(Dataset records)
★ ★ ★
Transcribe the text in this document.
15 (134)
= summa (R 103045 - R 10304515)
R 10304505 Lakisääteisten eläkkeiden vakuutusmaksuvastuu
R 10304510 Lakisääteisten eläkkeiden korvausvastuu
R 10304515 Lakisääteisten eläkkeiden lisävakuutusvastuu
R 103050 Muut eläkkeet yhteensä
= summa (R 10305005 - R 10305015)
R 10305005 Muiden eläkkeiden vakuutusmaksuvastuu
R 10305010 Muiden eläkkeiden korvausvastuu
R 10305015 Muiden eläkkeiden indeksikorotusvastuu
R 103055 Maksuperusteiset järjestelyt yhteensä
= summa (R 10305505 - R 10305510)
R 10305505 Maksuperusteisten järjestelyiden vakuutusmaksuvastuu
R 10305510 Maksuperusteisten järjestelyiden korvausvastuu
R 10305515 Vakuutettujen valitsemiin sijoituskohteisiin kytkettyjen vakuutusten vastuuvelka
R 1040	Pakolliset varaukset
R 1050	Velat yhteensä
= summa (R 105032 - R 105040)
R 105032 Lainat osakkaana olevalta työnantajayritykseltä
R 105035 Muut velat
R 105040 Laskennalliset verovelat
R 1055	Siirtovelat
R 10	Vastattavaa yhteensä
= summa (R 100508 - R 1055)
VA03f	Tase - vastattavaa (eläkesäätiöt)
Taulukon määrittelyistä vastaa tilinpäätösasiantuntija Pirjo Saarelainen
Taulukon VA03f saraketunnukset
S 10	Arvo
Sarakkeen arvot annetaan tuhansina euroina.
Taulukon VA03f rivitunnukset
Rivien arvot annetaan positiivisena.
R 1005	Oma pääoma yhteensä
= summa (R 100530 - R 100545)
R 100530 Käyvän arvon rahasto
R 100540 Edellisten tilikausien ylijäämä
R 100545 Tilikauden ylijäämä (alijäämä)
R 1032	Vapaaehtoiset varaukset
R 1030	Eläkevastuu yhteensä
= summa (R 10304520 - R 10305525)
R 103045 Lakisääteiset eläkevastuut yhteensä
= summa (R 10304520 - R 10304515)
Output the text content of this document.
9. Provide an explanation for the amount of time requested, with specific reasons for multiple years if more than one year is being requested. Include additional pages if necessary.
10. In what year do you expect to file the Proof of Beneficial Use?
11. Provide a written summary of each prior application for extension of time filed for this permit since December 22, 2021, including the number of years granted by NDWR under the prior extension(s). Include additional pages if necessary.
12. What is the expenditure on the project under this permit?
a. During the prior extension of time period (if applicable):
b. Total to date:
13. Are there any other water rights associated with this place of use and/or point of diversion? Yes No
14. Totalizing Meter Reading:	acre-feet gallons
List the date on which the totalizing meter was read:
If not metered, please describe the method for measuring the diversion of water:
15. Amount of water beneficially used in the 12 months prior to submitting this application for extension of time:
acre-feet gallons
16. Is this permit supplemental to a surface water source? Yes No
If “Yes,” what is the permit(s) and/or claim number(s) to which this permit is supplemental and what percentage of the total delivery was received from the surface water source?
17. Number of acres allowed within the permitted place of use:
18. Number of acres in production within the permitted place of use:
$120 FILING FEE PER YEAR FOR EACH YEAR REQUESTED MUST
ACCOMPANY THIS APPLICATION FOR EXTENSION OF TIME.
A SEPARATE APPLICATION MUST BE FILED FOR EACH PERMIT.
★ ★ ★
**SET EXERCISE**
Write out all the records above again, exactly as they stand.

**PROBLEM SOLUTION**
Transcribe the text in this document.
15 (134)
= summa (R 103045 - R 10304515)
R 10304505 Lakisääteisten eläkkeiden vakuutusmaksuvastuu
R 10304510 Lakisääteisten eläkkeiden korvausvastuu
R 10304515 Lakisääteisten eläkkeiden lisävakuutusvastuu
R 103050 Muut eläkkeet yhteensä
= summa (R 10305005 - R 10305015)
R 10305005 Muiden eläkkeiden vakuutusmaksuvastuu
R 10305010 Muiden eläkkeiden korvausvastuu
R 10305015 Muiden eläkkeiden indeksikorotusvastuu
R 103055 Maksuperusteiset järjestelyt yhteensä
= summa (R 10305505 - R 10305510)
R 10305505 Maksuperusteisten järjestelyiden vakuutusmaksuvastuu
R 10305510 Maksuperusteisten järjestelyiden korvausvastuu
R 10305515 Vakuutettujen valitsemiin sijoituskohteisiin kytkettyjen vakuutusten vastuuvelka
R 1040	Pakolliset varaukset
R 1050	Velat yhteensä
= summa (R 105032 - R 105040)
R 105032 Lainat osakkaana olevalta työnantajayritykseltä
R 105035 Muut velat
R 105040 Laskennalliset verovelat
R 1055	Siirtovelat
R 10	Vastattavaa yhteensä
= summa (R 100508 - R 1055)
VA03f	Tase - vastattavaa (eläkesäätiöt)
Taulukon määrittelyistä vastaa tilinpäätösasiantuntija Pirjo Saarelainen
Taulukon VA03f saraketunnukset
S 10	Arvo
Sarakkeen arvot annetaan tuhansina euroina.
Taulukon VA03f rivitunnukset
Rivien arvot annetaan positiivisena.
R 1005	Oma pääoma yhteensä
= summa (R 100530 - R 100545)
R 100530 Käyvän arvon rahasto
R 100540 Edellisten tilikausien ylijäämä
R 100545 Tilikauden ylijäämä (alijäämä)
R 1032	Vapaaehtoiset varaukset
R 1030	Eläkevastuu yhteensä
= summa (R 10304520 - R 10305525)
R 103045 Lakisääteiset eläkevastuut yhteensä
= summa (R 10304520 - R 10304515)
Output the text content of this document.
9. Provide an explanation for the amount of time requested, with specific reasons for multiple years if more than one year is being requested. Include additional pages if necessary.
10. In what year do you expect to file the Proof of Beneficial Use?
11. Provide a written summary of each prior application for extension of time filed for this permit since December 22, 2021, including the number of years granted by NDWR under the prior extension(s). Include additional pages if necessary.
12. What is the expenditure on the project under this permit?
a. During the prior extension of time period (if applicable):
b. Total to date:
13. Are there any other water rights associated with this place of use and/or point of diversion? Yes No
14. Totalizing Meter Reading:	acre-feet gallons
List the date on which the totalizing meter was read:
If not metered, please describe the method for measuring the diversion of water:
15. Amount of water beneficially used in the 12 months prior to submitting this application for extension of time:
acre-feet gallons
16. Is this permit supplemental to a surface water source? Yes No
If “Yes,” what is the permit(s) and/or claim number(s) to which this permit is supplemental and what percentage of the total delivery was received from the surface water source?
17. Number of acres allowed within the permitted place of use:
18. Number of acres in production within the permitted place of use:
$120 FILING FEE PER YEAR FOR EACH YEAR REQUESTED MUST
ACCOMPANY THIS APPLICATION FOR EXTENSION OF TIME.
A SEPARATE APPLICATION MUST BE FILED FOR EACH PERMIT.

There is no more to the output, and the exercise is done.